(What is asked)
The records that follow are to be repeated exactly, with the pictures removed.

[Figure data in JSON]
┄┄┄┄┄┄┄┄┄┄
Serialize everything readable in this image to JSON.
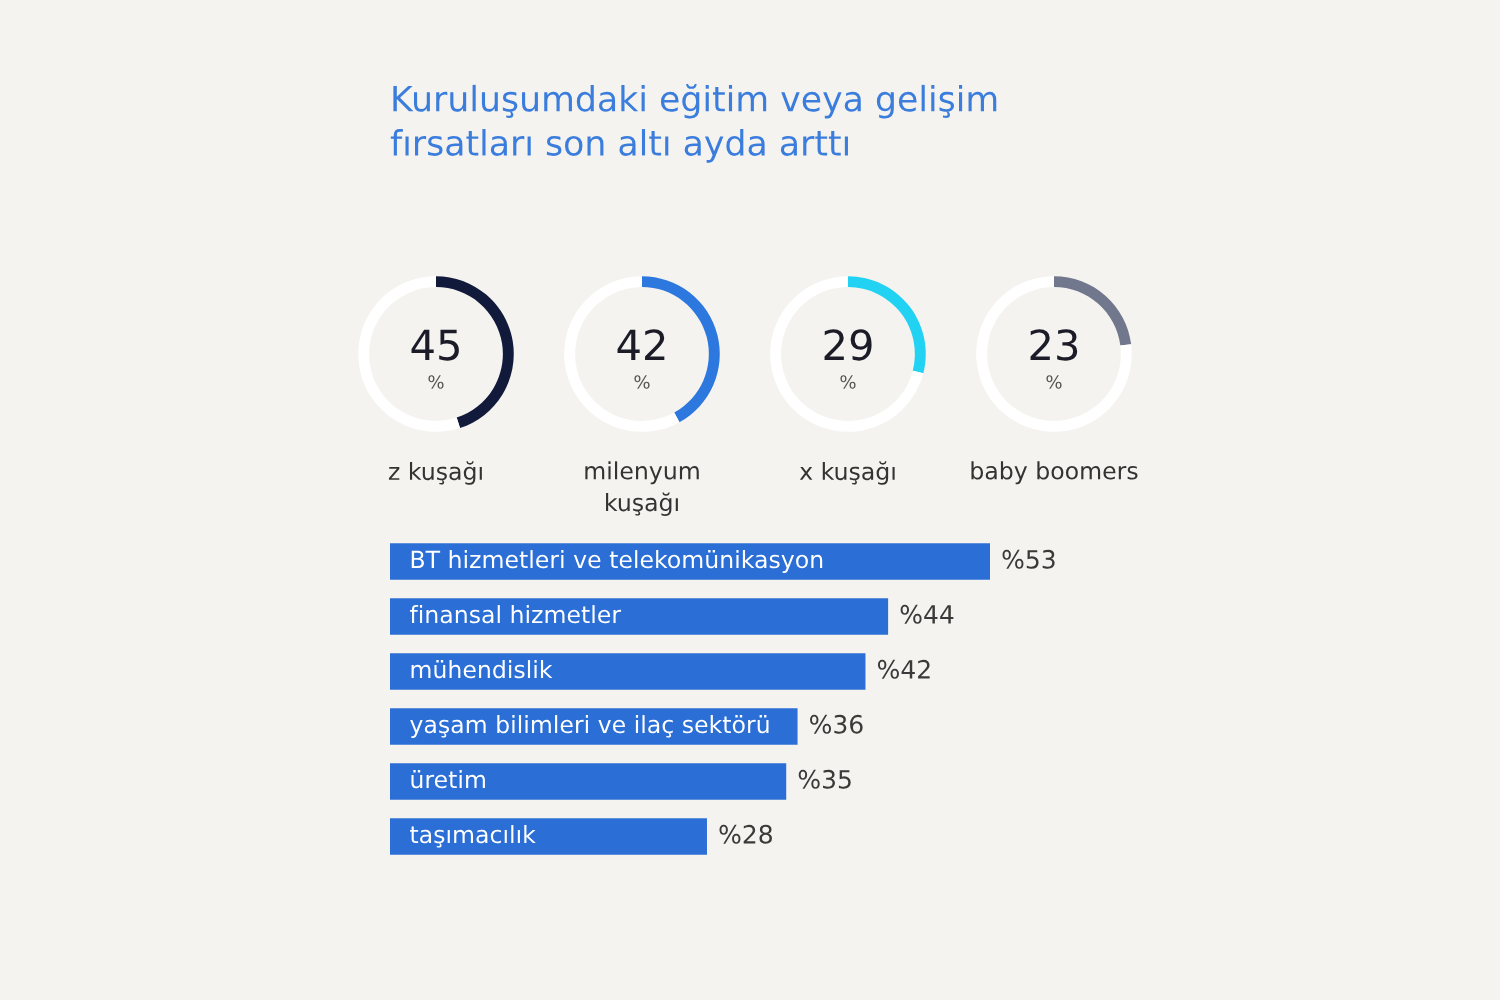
{
  "chart_data": [
    {
      "type": "donut",
      "title": "Kuruluşumdaki eğitim veya gelişim\nfırsatları son altı ayda arttı",
      "xlabel": "z kuşağı",
      "categories": [
        null,
        null
      ],
      "values": [
        45,
        55
      ],
      "colors": [
        "#121a3c",
        "#ffffff"
      ],
      "annotations": [
        "45\n%"
      ]
    },
    {
      "type": "donut",
      "xlabel": "milenyum\nkuşağı",
      "categories": [
        null,
        null
      ],
      "values": [
        42,
        58
      ],
      "colors": [
        "#2d78df",
        "#ffffff"
      ],
      "annotations": [
        "42\n%"
      ]
    },
    {
      "type": "donut",
      "xlabel": "x kuşağı",
      "categories": [
        null,
        null
      ],
      "values": [
        29,
        71
      ],
      "colors": [
        "#22d2f3",
        "#ffffff"
      ],
      "annotations": [
        "29\n%"
      ]
    },
    {
      "type": "donut",
      "xlabel": "baby boomers",
      "categories": [
        null,
        null
      ],
      "values": [
        23,
        77
      ],
      "colors": [
        "#71778c",
        "#ffffff"
      ],
      "annotations": [
        "23\n%"
      ]
    },
    {
      "type": "bar",
      "orientation": "horizontal",
      "categories": [
        "BT hizmetleri ve telekomünikasyon",
        "finansal hizmetler",
        "mühendislik",
        "yaşam bilimleri ve ilaç sektörü",
        "üretim",
        "taşımacılık"
      ],
      "values": [
        53,
        44,
        42,
        36,
        35,
        28
      ],
      "color": "#2b6fd6",
      "value_labels": [
        "%53",
        "%44",
        "%42",
        "%36",
        "%35",
        "%28"
      ]
    }
  ]
}
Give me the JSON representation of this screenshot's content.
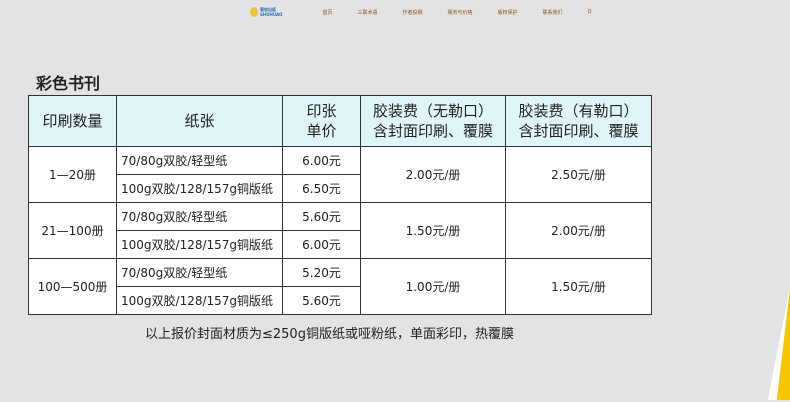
{
  "nav": {
    "logo_text": [
      "蜀和出版",
      "SHUHUAO"
    ],
    "items": [
      "首页",
      "三联术语",
      "作者投稿",
      "服务与价格",
      "版权保护",
      "联系我们",
      "Q"
    ]
  },
  "title": "彩色书刊",
  "table": {
    "headers": [
      "印刷数量",
      "纸张",
      "印张\n单价",
      "胶装费（无勒口）\n含封面印刷、覆膜",
      "胶装费（有勒口）\n含封面印刷、覆膜"
    ],
    "groups": [
      {
        "qty": "1—20册",
        "rows": [
          {
            "paper": "70/80g双胶/轻型纸",
            "price": "6.00元"
          },
          {
            "paper": "100g双胶/128/157g铜版纸",
            "price": "6.50元"
          }
        ],
        "fee_no_flap": "2.00元/册",
        "fee_flap": "2.50元/册"
      },
      {
        "qty": "21—100册",
        "rows": [
          {
            "paper": "70/80g双胶/轻型纸",
            "price": "5.60元"
          },
          {
            "paper": "100g双胶/128/157g铜版纸",
            "price": "6.00元"
          }
        ],
        "fee_no_flap": "1.50元/册",
        "fee_flap": "2.00元/册"
      },
      {
        "qty": "100—500册",
        "rows": [
          {
            "paper": "70/80g双胶/轻型纸",
            "price": "5.20元"
          },
          {
            "paper": "100g双胶/128/157g铜版纸",
            "price": "5.60元"
          }
        ],
        "fee_no_flap": "1.00元/册",
        "fee_flap": "1.50元/册"
      }
    ]
  },
  "note": "以上报价封面材质为≤250g铜版纸或哑粉纸，单面彩印，热覆膜",
  "colors": {
    "header_bg": "#dff5f8",
    "fan": [
      "#f7c400",
      "#f9a800",
      "#fb8a00",
      "#fb6a00",
      "#f84a10",
      "#f03020",
      "#e02020",
      "#d01a28",
      "#c01830"
    ]
  }
}
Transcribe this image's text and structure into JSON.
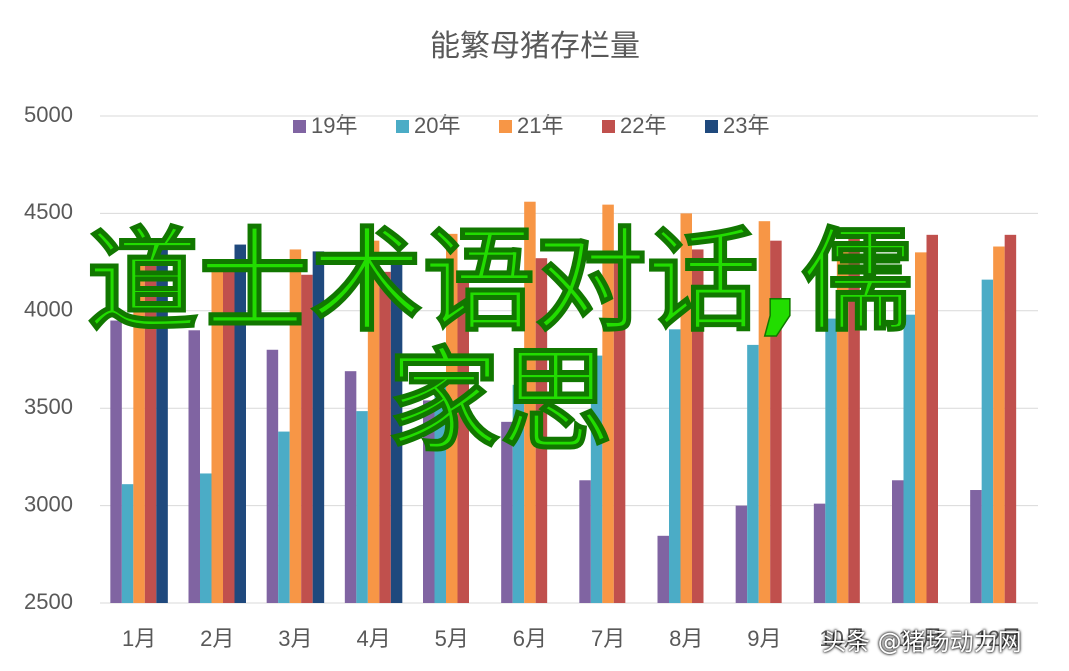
{
  "chart_data": {
    "type": "bar",
    "title": "能繁母猪存栏量",
    "categories": [
      "1月",
      "2月",
      "3月",
      "4月",
      "5月",
      "6月",
      "7月",
      "8月",
      "9月",
      "10月",
      "11月",
      "12月"
    ],
    "series": [
      {
        "name": "19年",
        "color": "#8064a2",
        "values": [
          3950,
          3900,
          3800,
          3690,
          3540,
          3430,
          3130,
          2845,
          3000,
          3010,
          3130,
          3080
        ]
      },
      {
        "name": "20年",
        "color": "#4bacc6",
        "values": [
          3110,
          3165,
          3380,
          3485,
          3620,
          3620,
          3770,
          3905,
          3825,
          3960,
          3980,
          4160
        ]
      },
      {
        "name": "21年",
        "color": "#f79646",
        "values": [
          4250,
          4245,
          4315,
          4360,
          4395,
          4560,
          4545,
          4500,
          4460,
          4350,
          4300,
          4330
        ]
      },
      {
        "name": "22年",
        "color": "#c0504d",
        "values": [
          4270,
          4260,
          4185,
          4200,
          4190,
          4270,
          4290,
          4315,
          4360,
          4380,
          4390,
          4390
        ]
      },
      {
        "name": "23年",
        "color": "#1f497d",
        "values": [
          4360,
          4340,
          4305,
          4280,
          null,
          null,
          null,
          null,
          null,
          null,
          null,
          null
        ]
      }
    ],
    "ylim": [
      2500,
      5000
    ],
    "yticks": [
      2500,
      3000,
      3500,
      4000,
      4500,
      5000
    ],
    "grid": true
  },
  "overlay_text": "道士术语对话,儒家思",
  "watermark": "头条 @猪场动力网"
}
┄┄┄┄┄┄┄┄┄┄
(Correct answer)
Serialize everything readable in this image to JSON.
{
  "chart_data": [
    {
      "type": "donut",
      "title": "Kuruluşumdaki eğitim veya gelişim\nfırsatları son altı ayda arttı",
      "xlabel": "z kuşağı",
      "categories": [
        null,
        null
      ],
      "values": [
        45,
        55
      ],
      "colors": [
        "#121a3c",
        "#ffffff"
      ],
      "annotations": [
        "45\n%"
      ]
    },
    {
      "type": "donut",
      "xlabel": "milenyum\nkuşağı",
      "categories": [
        null,
        null
      ],
      "values": [
        42,
        58
      ],
      "colors": [
        "#2d78df",
        "#ffffff"
      ],
      "annotations": [
        "42\n%"
      ]
    },
    {
      "type": "donut",
      "xlabel": "x kuşağı",
      "categories": [
        null,
        null
      ],
      "values": [
        29,
        71
      ],
      "colors": [
        "#22d2f3",
        "#ffffff"
      ],
      "annotations": [
        "29\n%"
      ]
    },
    {
      "type": "donut",
      "xlabel": "baby boomers",
      "categories": [
        null,
        null
      ],
      "values": [
        23,
        77
      ],
      "colors": [
        "#71778c",
        "#ffffff"
      ],
      "annotations": [
        "23\n%"
      ]
    },
    {
      "type": "bar",
      "orientation": "horizontal",
      "categories": [
        "BT hizmetleri ve telekomünikasyon",
        "finansal hizmetler",
        "mühendislik",
        "yaşam bilimleri ve ilaç sektörü",
        "üretim",
        "taşımacılık"
      ],
      "values": [
        53,
        44,
        42,
        36,
        35,
        28
      ],
      "color": "#2b6fd6",
      "value_labels": [
        "%53",
        "%44",
        "%42",
        "%36",
        "%35",
        "%28"
      ]
    }
  ]
}
Give me the JSON representation of this screenshot's content.
{
  "nav": {
    "logo_text": [
      "蜀和出版",
      "SHUHUAO"
    ],
    "items": [
      "首页",
      "三联术语",
      "作者投稿",
      "服务与价格",
      "版权保护",
      "联系我们",
      "Q"
    ]
  },
  "title": "彩色书刊",
  "table": {
    "headers": [
      "印刷数量",
      "纸张",
      "印张\n单价",
      "胶装费（无勒口）\n含封面印刷、覆膜",
      "胶装费（有勒口）\n含封面印刷、覆膜"
    ],
    "groups": [
      {
        "qty": "1—20册",
        "rows": [
          {
            "paper": "70/80g双胶/轻型纸",
            "price": "6.00元"
          },
          {
            "paper": "100g双胶/128/157g铜版纸",
            "price": "6.50元"
          }
        ],
        "fee_no_flap": "2.00元/册",
        "fee_flap": "2.50元/册"
      },
      {
        "qty": "21—100册",
        "rows": [
          {
            "paper": "70/80g双胶/轻型纸",
            "price": "5.60元"
          },
          {
            "paper": "100g双胶/128/157g铜版纸",
            "price": "6.00元"
          }
        ],
        "fee_no_flap": "1.50元/册",
        "fee_flap": "2.00元/册"
      },
      {
        "qty": "100—500册",
        "rows": [
          {
            "paper": "70/80g双胶/轻型纸",
            "price": "5.20元"
          },
          {
            "paper": "100g双胶/128/157g铜版纸",
            "price": "5.60元"
          }
        ],
        "fee_no_flap": "1.00元/册",
        "fee_flap": "1.50元/册"
      }
    ]
  },
  "note": "以上报价封面材质为≤250g铜版纸或哑粉纸，单面彩印，热覆膜",
  "colors": {
    "header_bg": "#dff5f8",
    "fan": [
      "#f7c400",
      "#f9a800",
      "#fb8a00",
      "#fb6a00",
      "#f84a10",
      "#f03020",
      "#e02020",
      "#d01a28",
      "#c01830"
    ]
  }
}
Transcribe this image's text and structure into JSON.
{
  "chart_data": {
    "type": "bar",
    "title": "能繁母猪存栏量",
    "categories": [
      "1月",
      "2月",
      "3月",
      "4月",
      "5月",
      "6月",
      "7月",
      "8月",
      "9月",
      "10月",
      "11月",
      "12月"
    ],
    "series": [
      {
        "name": "19年",
        "color": "#8064a2",
        "values": [
          3950,
          3900,
          3800,
          3690,
          3540,
          3430,
          3130,
          2845,
          3000,
          3010,
          3130,
          3080
        ]
      },
      {
        "name": "20年",
        "color": "#4bacc6",
        "values": [
          3110,
          3165,
          3380,
          3485,
          3620,
          3620,
          3770,
          3905,
          3825,
          3960,
          3980,
          4160
        ]
      },
      {
        "name": "21年",
        "color": "#f79646",
        "values": [
          4250,
          4245,
          4315,
          4360,
          4395,
          4560,
          4545,
          4500,
          4460,
          4350,
          4300,
          4330
        ]
      },
      {
        "name": "22年",
        "color": "#c0504d",
        "values": [
          4270,
          4260,
          4185,
          4200,
          4190,
          4270,
          4290,
          4315,
          4360,
          4380,
          4390,
          4390
        ]
      },
      {
        "name": "23年",
        "color": "#1f497d",
        "values": [
          4360,
          4340,
          4305,
          4280,
          null,
          null,
          null,
          null,
          null,
          null,
          null,
          null
        ]
      }
    ],
    "ylim": [
      2500,
      5000
    ],
    "yticks": [
      2500,
      3000,
      3500,
      4000,
      4500,
      5000
    ],
    "grid": true
  },
  "overlay_text": "道士术语对话,儒家思",
  "watermark": "头条 @猪场动力网"
}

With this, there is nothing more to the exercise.